Quote every line as given.

─── Dataset entries

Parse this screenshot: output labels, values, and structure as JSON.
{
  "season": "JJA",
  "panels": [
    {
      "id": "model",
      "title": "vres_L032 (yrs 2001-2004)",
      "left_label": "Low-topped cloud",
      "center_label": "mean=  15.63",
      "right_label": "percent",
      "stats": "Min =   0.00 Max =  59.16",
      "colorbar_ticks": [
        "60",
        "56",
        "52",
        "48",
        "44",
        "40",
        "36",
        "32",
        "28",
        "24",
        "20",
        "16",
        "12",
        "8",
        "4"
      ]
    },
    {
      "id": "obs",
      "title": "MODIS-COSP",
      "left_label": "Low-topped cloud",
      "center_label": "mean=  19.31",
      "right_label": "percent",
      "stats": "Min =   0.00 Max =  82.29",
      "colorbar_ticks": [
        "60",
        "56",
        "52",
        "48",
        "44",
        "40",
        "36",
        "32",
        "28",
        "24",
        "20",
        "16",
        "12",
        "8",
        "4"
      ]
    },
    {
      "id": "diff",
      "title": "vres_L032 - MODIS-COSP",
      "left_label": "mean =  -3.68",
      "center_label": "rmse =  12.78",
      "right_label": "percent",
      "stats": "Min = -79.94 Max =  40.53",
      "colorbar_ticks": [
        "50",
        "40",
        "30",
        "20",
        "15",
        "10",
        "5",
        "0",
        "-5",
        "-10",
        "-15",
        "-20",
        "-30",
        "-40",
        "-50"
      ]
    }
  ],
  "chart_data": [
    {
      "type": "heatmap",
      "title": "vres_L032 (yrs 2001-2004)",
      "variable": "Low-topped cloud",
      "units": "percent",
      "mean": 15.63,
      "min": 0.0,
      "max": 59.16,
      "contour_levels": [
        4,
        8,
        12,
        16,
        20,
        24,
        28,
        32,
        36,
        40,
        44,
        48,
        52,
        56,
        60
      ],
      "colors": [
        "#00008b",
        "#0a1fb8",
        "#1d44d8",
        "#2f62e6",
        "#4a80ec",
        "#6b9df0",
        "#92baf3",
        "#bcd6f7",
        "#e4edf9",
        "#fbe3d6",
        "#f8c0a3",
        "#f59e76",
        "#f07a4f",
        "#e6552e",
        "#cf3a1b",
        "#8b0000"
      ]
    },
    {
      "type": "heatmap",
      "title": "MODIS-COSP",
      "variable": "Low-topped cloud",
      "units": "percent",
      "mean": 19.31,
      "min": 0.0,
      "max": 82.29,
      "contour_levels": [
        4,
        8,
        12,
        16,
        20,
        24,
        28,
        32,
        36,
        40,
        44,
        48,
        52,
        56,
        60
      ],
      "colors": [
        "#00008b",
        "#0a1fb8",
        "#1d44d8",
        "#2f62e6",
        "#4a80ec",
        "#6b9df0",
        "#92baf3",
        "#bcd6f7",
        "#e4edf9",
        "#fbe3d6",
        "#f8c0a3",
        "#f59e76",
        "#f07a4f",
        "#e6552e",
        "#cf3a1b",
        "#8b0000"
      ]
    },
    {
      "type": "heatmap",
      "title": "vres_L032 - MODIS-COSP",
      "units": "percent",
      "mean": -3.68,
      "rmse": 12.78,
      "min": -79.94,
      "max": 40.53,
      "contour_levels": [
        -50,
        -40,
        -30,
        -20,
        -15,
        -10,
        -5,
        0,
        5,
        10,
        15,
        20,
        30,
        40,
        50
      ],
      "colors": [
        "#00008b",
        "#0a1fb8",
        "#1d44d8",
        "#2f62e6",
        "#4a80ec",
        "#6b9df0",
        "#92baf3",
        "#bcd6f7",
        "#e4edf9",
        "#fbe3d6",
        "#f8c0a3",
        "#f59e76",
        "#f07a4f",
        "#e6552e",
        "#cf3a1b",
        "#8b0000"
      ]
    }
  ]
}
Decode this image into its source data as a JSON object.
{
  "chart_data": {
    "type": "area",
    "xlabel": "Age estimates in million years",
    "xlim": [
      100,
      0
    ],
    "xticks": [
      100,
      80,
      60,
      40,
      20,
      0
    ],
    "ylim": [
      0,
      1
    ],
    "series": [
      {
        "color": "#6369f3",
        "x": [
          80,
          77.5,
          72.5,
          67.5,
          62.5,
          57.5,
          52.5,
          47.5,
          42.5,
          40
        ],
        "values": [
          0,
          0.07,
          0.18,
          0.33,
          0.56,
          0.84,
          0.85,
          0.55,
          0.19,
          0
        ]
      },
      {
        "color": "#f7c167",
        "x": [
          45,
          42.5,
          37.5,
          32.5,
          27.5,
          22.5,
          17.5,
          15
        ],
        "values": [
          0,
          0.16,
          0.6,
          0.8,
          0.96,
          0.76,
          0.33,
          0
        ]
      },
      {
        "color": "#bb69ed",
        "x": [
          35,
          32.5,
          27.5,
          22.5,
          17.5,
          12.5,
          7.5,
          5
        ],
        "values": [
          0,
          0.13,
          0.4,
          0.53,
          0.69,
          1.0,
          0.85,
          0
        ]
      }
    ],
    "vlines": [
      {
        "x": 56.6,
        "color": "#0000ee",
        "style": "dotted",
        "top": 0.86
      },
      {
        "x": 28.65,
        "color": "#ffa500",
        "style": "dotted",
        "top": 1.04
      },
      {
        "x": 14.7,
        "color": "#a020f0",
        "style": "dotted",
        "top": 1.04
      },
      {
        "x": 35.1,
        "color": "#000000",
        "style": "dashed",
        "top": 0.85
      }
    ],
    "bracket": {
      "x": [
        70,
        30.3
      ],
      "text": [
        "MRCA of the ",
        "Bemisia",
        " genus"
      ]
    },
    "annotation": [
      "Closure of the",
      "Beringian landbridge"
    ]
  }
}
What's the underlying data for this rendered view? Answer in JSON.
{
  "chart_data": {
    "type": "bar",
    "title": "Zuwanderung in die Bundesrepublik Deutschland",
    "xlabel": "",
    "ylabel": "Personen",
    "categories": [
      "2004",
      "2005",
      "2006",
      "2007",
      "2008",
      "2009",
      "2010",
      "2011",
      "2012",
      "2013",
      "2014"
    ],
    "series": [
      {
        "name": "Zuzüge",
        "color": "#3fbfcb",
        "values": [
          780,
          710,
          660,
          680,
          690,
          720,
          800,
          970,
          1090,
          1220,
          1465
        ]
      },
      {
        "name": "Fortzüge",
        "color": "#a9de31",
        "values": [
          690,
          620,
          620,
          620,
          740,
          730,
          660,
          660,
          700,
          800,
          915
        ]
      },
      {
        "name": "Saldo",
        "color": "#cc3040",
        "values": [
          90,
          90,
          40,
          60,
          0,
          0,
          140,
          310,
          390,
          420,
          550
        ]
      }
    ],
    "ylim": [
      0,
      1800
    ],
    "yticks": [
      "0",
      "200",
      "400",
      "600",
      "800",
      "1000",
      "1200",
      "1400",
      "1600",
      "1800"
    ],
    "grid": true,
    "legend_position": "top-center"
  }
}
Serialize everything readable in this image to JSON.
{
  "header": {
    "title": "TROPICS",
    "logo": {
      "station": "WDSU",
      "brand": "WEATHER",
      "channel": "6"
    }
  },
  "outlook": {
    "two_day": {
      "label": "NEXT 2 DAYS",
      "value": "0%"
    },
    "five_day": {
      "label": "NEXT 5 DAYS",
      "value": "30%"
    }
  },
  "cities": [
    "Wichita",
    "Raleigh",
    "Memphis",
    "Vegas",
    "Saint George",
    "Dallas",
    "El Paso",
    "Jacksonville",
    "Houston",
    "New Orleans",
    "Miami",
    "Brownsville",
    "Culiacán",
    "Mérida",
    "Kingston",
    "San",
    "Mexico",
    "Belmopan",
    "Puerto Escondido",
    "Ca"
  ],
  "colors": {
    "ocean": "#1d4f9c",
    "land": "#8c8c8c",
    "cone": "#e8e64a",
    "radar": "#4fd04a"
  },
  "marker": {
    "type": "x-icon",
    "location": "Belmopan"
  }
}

──────

→ Exercise output:
Parse this screenshot: output labels, values, and structure as JSON.
{
  "season": "JJA",
  "panels": [
    {
      "id": "model",
      "title": "vres_L032 (yrs 2001-2004)",
      "left_label": "Low-topped cloud",
      "center_label": "mean=  15.63",
      "right_label": "percent",
      "stats": "Min =   0.00 Max =  59.16",
      "colorbar_ticks": [
        "60",
        "56",
        "52",
        "48",
        "44",
        "40",
        "36",
        "32",
        "28",
        "24",
        "20",
        "16",
        "12",
        "8",
        "4"
      ]
    },
    {
      "id": "obs",
      "title": "MODIS-COSP",
      "left_label": "Low-topped cloud",
      "center_label": "mean=  19.31",
      "right_label": "percent",
      "stats": "Min =   0.00 Max =  82.29",
      "colorbar_ticks": [
        "60",
        "56",
        "52",
        "48",
        "44",
        "40",
        "36",
        "32",
        "28",
        "24",
        "20",
        "16",
        "12",
        "8",
        "4"
      ]
    },
    {
      "id": "diff",
      "title": "vres_L032 - MODIS-COSP",
      "left_label": "mean =  -3.68",
      "center_label": "rmse =  12.78",
      "right_label": "percent",
      "stats": "Min = -79.94 Max =  40.53",
      "colorbar_ticks": [
        "50",
        "40",
        "30",
        "20",
        "15",
        "10",
        "5",
        "0",
        "-5",
        "-10",
        "-15",
        "-20",
        "-30",
        "-40",
        "-50"
      ]
    }
  ],
  "chart_data": [
    {
      "type": "heatmap",
      "title": "vres_L032 (yrs 2001-2004)",
      "variable": "Low-topped cloud",
      "units": "percent",
      "mean": 15.63,
      "min": 0.0,
      "max": 59.16,
      "contour_levels": [
        4,
        8,
        12,
        16,
        20,
        24,
        28,
        32,
        36,
        40,
        44,
        48,
        52,
        56,
        60
      ],
      "colors": [
        "#00008b",
        "#0a1fb8",
        "#1d44d8",
        "#2f62e6",
        "#4a80ec",
        "#6b9df0",
        "#92baf3",
        "#bcd6f7",
        "#e4edf9",
        "#fbe3d6",
        "#f8c0a3",
        "#f59e76",
        "#f07a4f",
        "#e6552e",
        "#cf3a1b",
        "#8b0000"
      ]
    },
    {
      "type": "heatmap",
      "title": "MODIS-COSP",
      "variable": "Low-topped cloud",
      "units": "percent",
      "mean": 19.31,
      "min": 0.0,
      "max": 82.29,
      "contour_levels": [
        4,
        8,
        12,
        16,
        20,
        24,
        28,
        32,
        36,
        40,
        44,
        48,
        52,
        56,
        60
      ],
      "colors": [
        "#00008b",
        "#0a1fb8",
        "#1d44d8",
        "#2f62e6",
        "#4a80ec",
        "#6b9df0",
        "#92baf3",
        "#bcd6f7",
        "#e4edf9",
        "#fbe3d6",
        "#f8c0a3",
        "#f59e76",
        "#f07a4f",
        "#e6552e",
        "#cf3a1b",
        "#8b0000"
      ]
    },
    {
      "type": "heatmap",
      "title": "vres_L032 - MODIS-COSP",
      "units": "percent",
      "mean": -3.68,
      "rmse": 12.78,
      "min": -79.94,
      "max": 40.53,
      "contour_levels": [
        -50,
        -40,
        -30,
        -20,
        -15,
        -10,
        -5,
        0,
        5,
        10,
        15,
        20,
        30,
        40,
        50
      ],
      "colors": [
        "#00008b",
        "#0a1fb8",
        "#1d44d8",
        "#2f62e6",
        "#4a80ec",
        "#6b9df0",
        "#92baf3",
        "#bcd6f7",
        "#e4edf9",
        "#fbe3d6",
        "#f8c0a3",
        "#f59e76",
        "#f07a4f",
        "#e6552e",
        "#cf3a1b",
        "#8b0000"
      ]
    }
  ]
}
Decode this image into its source data as a JSON object.
{
  "chart_data": {
    "type": "area",
    "xlabel": "Age estimates in million years",
    "xlim": [
      100,
      0
    ],
    "xticks": [
      100,
      80,
      60,
      40,
      20,
      0
    ],
    "ylim": [
      0,
      1
    ],
    "series": [
      {
        "color": "#6369f3",
        "x": [
          80,
          77.5,
          72.5,
          67.5,
          62.5,
          57.5,
          52.5,
          47.5,
          42.5,
          40
        ],
        "values": [
          0,
          0.07,
          0.18,
          0.33,
          0.56,
          0.84,
          0.85,
          0.55,
          0.19,
          0
        ]
      },
      {
        "color": "#f7c167",
        "x": [
          45,
          42.5,
          37.5,
          32.5,
          27.5,
          22.5,
          17.5,
          15
        ],
        "values": [
          0,
          0.16,
          0.6,
          0.8,
          0.96,
          0.76,
          0.33,
          0
        ]
      },
      {
        "color": "#bb69ed",
        "x": [
          35,
          32.5,
          27.5,
          22.5,
          17.5,
          12.5,
          7.5,
          5
        ],
        "values": [
          0,
          0.13,
          0.4,
          0.53,
          0.69,
          1.0,
          0.85,
          0
        ]
      }
    ],
    "vlines": [
      {
        "x": 56.6,
        "color": "#0000ee",
        "style": "dotted",
        "top": 0.86
      },
      {
        "x": 28.65,
        "color": "#ffa500",
        "style": "dotted",
        "top": 1.04
      },
      {
        "x": 14.7,
        "color": "#a020f0",
        "style": "dotted",
        "top": 1.04
      },
      {
        "x": 35.1,
        "color": "#000000",
        "style": "dashed",
        "top": 0.85
      }
    ],
    "bracket": {
      "x": [
        70,
        30.3
      ],
      "text": [
        "MRCA of the ",
        "Bemisia",
        " genus"
      ]
    },
    "annotation": [
      "Closure of the",
      "Beringian landbridge"
    ]
  }
}
What's the underlying data for this rendered view? Answer in JSON.
{
  "chart_data": {
    "type": "bar",
    "title": "Zuwanderung in die Bundesrepublik Deutschland",
    "xlabel": "",
    "ylabel": "Personen",
    "categories": [
      "2004",
      "2005",
      "2006",
      "2007",
      "2008",
      "2009",
      "2010",
      "2011",
      "2012",
      "2013",
      "2014"
    ],
    "series": [
      {
        "name": "Zuzüge",
        "color": "#3fbfcb",
        "values": [
          780,
          710,
          660,
          680,
          690,
          720,
          800,
          970,
          1090,
          1220,
          1465
        ]
      },
      {
        "name": "Fortzüge",
        "color": "#a9de31",
        "values": [
          690,
          620,
          620,
          620,
          740,
          730,
          660,
          660,
          700,
          800,
          915
        ]
      },
      {
        "name": "Saldo",
        "color": "#cc3040",
        "values": [
          90,
          90,
          40,
          60,
          0,
          0,
          140,
          310,
          390,
          420,
          550
        ]
      }
    ],
    "ylim": [
      0,
      1800
    ],
    "yticks": [
      "0",
      "200",
      "400",
      "600",
      "800",
      "1000",
      "1200",
      "1400",
      "1600",
      "1800"
    ],
    "grid": true,
    "legend_position": "top-center"
  }
}
Serialize everything readable in this image to JSON.
{
  "header": {
    "title": "TROPICS",
    "logo": {
      "station": "WDSU",
      "brand": "WEATHER",
      "channel": "6"
    }
  },
  "outlook": {
    "two_day": {
      "label": "NEXT 2 DAYS",
      "value": "0%"
    },
    "five_day": {
      "label": "NEXT 5 DAYS",
      "value": "30%"
    }
  },
  "cities": [
    "Wichita",
    "Raleigh",
    "Memphis",
    "Vegas",
    "Saint George",
    "Dallas",
    "El Paso",
    "Jacksonville",
    "Houston",
    "New Orleans",
    "Miami",
    "Brownsville",
    "Culiacán",
    "Mérida",
    "Kingston",
    "San",
    "Mexico",
    "Belmopan",
    "Puerto Escondido",
    "Ca"
  ],
  "colors": {
    "ocean": "#1d4f9c",
    "land": "#8c8c8c",
    "cone": "#e8e64a",
    "radar": "#4fd04a"
  },
  "marker": {
    "type": "x-icon",
    "location": "Belmopan"
  }
}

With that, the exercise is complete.